:: GOAL ::
Transcribe the records below exactly as they appear, omitting any pictures.

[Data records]
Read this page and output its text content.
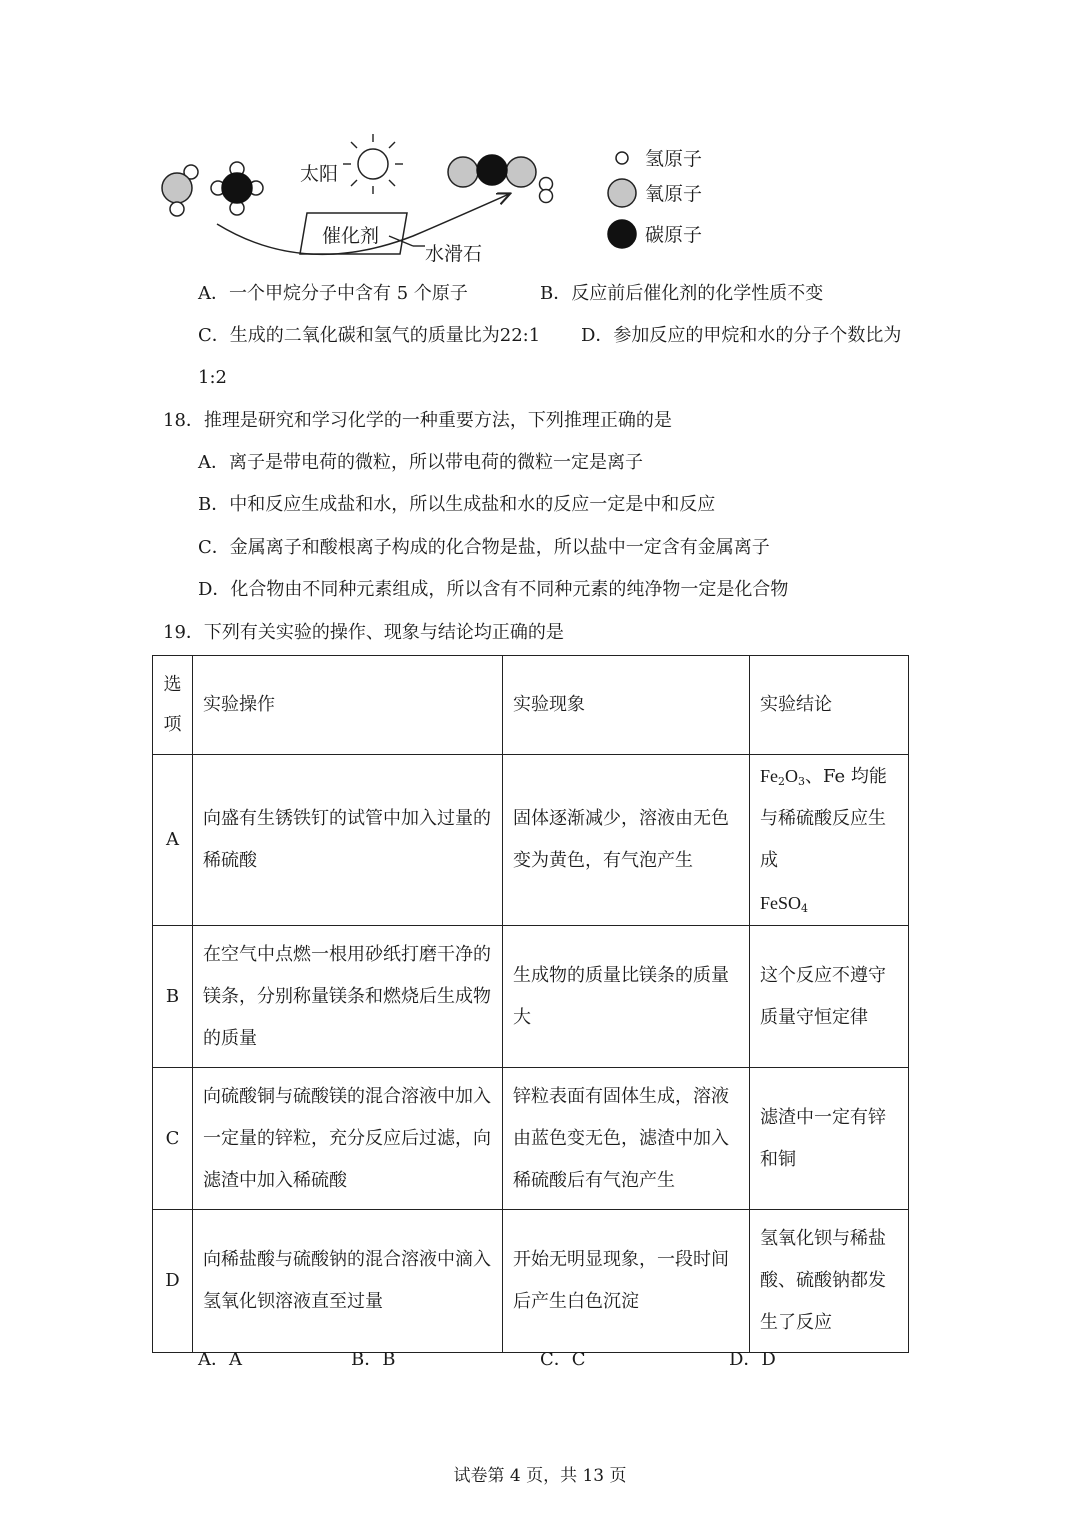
太阳
催化剂
水滑石
氢原子
氧原子
碳原子
A．一个甲烷分子中含有 5 个原子	B．反应前后催化剂的化学性质不变
C．生成的二氧化碳和氢气的质量比为22:1 D．参加反应的甲烷和水的分子个数比为
1:2
18．推理是研究和学习化学的一种重要方法，下列推理正确的是
A．离子是带电荷的微粒，所以带电荷的微粒一定是离子
B．中和反应生成盐和水，所以生成盐和水的反应一定是中和反应
C．金属离子和酸根离子构成的化合物是盐，所以盐中一定含有金属离子
D．化合物由不同种元素组成，所以含有不同种元素的纯净物一定是化合物
19．下列有关实验的操作、现象与结论均正确的是
选
项	实验操作	实验现象	实验结论
A	向盛有生锈铁钉的试管中加入过量的稀硫酸	固体逐渐减少，溶液由无色变为黄色，有气泡产生	$Fe_2O_3$、Fe 均能与稀硫酸反应生成
FeSO$_4$
B	在空气中点燃一根用砂纸打磨干净的镁条，分别称量镁条和燃烧后生成物的质量	生成物的质量比镁条的质量大	这个反应不遵守质量守恒定律
C	向硫酸铜与硫酸镁的混合溶液中加入一定量的锌粒，充分反应后过滤，向滤渣中加入稀硫酸	锌粒表面有固体生成，溶液由蓝色变无色，滤渣中加入稀硫酸后有气泡产生	滤渣中一定有锌和铜
D	向稀盐酸与硫酸钠的混合溶液中滴入氢氧化钡溶液直至过量	开始无明显现象，一段时间后产生白色沉淀	氢氧化钡与稀盐酸、硫酸钠都发生了反应
A．A	B．B	C．C	D．D
试卷第 4 页，共 13 页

:: COMPLETED TASK ::
Read this page and output its text content.
太阳
催化剂
水滑石
氢原子
氧原子
碳原子
A．一个甲烷分子中含有 5 个原子	B．反应前后催化剂的化学性质不变
C．生成的二氧化碳和氢气的质量比为22:1 D．参加反应的甲烷和水的分子个数比为
1:2
18．推理是研究和学习化学的一种重要方法，下列推理正确的是
A．离子是带电荷的微粒，所以带电荷的微粒一定是离子
B．中和反应生成盐和水，所以生成盐和水的反应一定是中和反应
C．金属离子和酸根离子构成的化合物是盐，所以盐中一定含有金属离子
D．化合物由不同种元素组成，所以含有不同种元素的纯净物一定是化合物
19．下列有关实验的操作、现象与结论均正确的是
选
项	实验操作	实验现象	实验结论
A	向盛有生锈铁钉的试管中加入过量的稀硫酸	固体逐渐减少，溶液由无色变为黄色，有气泡产生	$Fe_2O_3$、Fe 均能与稀硫酸反应生成
FeSO$_4$
B	在空气中点燃一根用砂纸打磨干净的镁条，分别称量镁条和燃烧后生成物的质量	生成物的质量比镁条的质量大	这个反应不遵守质量守恒定律
C	向硫酸铜与硫酸镁的混合溶液中加入一定量的锌粒，充分反应后过滤，向滤渣中加入稀硫酸	锌粒表面有固体生成，溶液由蓝色变无色，滤渣中加入稀硫酸后有气泡产生	滤渣中一定有锌和铜
D	向稀盐酸与硫酸钠的混合溶液中滴入氢氧化钡溶液直至过量	开始无明显现象，一段时间后产生白色沉淀	氢氧化钡与稀盐酸、硫酸钠都发生了反应
A．A	B．B	C．C	D．D
试卷第 4 页，共 13 页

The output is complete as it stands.